> WHAT IS BEING ASKED
Write out each entry again. Keep every word exactly as it is.

==========

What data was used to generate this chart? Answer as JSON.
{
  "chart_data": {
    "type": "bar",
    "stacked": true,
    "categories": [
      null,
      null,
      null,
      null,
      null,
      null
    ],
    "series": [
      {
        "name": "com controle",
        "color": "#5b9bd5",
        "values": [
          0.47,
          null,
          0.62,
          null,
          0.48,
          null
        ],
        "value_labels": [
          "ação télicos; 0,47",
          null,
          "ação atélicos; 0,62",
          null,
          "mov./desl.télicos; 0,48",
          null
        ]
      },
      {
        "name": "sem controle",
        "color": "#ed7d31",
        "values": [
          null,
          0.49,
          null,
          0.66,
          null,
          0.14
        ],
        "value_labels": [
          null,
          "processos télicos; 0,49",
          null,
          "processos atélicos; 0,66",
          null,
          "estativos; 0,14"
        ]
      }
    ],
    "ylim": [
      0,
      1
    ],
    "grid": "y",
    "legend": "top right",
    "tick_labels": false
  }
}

==========

> EXERCISE RESULT
What data was used to generate this chart? Answer as JSON.
{
  "chart_data": {
    "type": "bar",
    "stacked": true,
    "categories": [
      null,
      null,
      null,
      null,
      null,
      null
    ],
    "series": [
      {
        "name": "com controle",
        "color": "#5b9bd5",
        "values": [
          0.47,
          null,
          0.62,
          null,
          0.48,
          null
        ],
        "value_labels": [
          "ação télicos; 0,47",
          null,
          "ação atélicos; 0,62",
          null,
          "mov./desl.télicos; 0,48",
          null
        ]
      },
      {
        "name": "sem controle",
        "color": "#ed7d31",
        "values": [
          null,
          0.49,
          null,
          0.66,
          null,
          0.14
        ],
        "value_labels": [
          null,
          "processos télicos; 0,49",
          null,
          "processos atélicos; 0,66",
          null,
          "estativos; 0,14"
        ]
      }
    ],
    "ylim": [
      0,
      1
    ],
    "grid": "y",
    "legend": "top right",
    "tick_labels": false
  }
}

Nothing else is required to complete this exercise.